Directions | Exactly as written, print each record in the listing.

Dataset entries |
+ + +

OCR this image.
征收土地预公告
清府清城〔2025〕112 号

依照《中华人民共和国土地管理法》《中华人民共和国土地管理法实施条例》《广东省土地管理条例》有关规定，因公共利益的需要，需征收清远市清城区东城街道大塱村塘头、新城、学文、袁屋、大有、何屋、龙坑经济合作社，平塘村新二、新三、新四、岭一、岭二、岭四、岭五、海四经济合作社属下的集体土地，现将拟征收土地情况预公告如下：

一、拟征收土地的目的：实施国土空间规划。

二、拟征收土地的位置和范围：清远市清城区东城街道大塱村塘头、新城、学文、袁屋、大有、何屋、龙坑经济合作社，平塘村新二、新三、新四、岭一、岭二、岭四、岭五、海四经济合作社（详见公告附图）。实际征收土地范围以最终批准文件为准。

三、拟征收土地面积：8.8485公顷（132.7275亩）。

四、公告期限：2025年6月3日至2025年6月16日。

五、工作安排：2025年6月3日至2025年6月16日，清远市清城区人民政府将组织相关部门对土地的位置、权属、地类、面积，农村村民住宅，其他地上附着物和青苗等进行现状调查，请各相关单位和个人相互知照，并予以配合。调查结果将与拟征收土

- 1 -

+ + +

Answer to this exercise |
OCR this image.
征收土地预公告
清府清城〔2025〕112 号

依照《中华人民共和国土地管理法》《中华人民共和国土地管理法实施条例》《广东省土地管理条例》有关规定，因公共利益的需要，需征收清远市清城区东城街道大塱村塘头、新城、学文、袁屋、大有、何屋、龙坑经济合作社，平塘村新二、新三、新四、岭一、岭二、岭四、岭五、海四经济合作社属下的集体土地，现将拟征收土地情况预公告如下：

一、拟征收土地的目的：实施国土空间规划。

二、拟征收土地的位置和范围：清远市清城区东城街道大塱村塘头、新城、学文、袁屋、大有、何屋、龙坑经济合作社，平塘村新二、新三、新四、岭一、岭二、岭四、岭五、海四经济合作社（详见公告附图）。实际征收土地范围以最终批准文件为准。

三、拟征收土地面积：8.8485公顷（132.7275亩）。

四、公告期限：2025年6月3日至2025年6月16日。

五、工作安排：2025年6月3日至2025年6月16日，清远市清城区人民政府将组织相关部门对土地的位置、权属、地类、面积，农村村民住宅，其他地上附着物和青苗等进行现状调查，请各相关单位和个人相互知照，并予以配合。调查结果将与拟征收土

- 1 -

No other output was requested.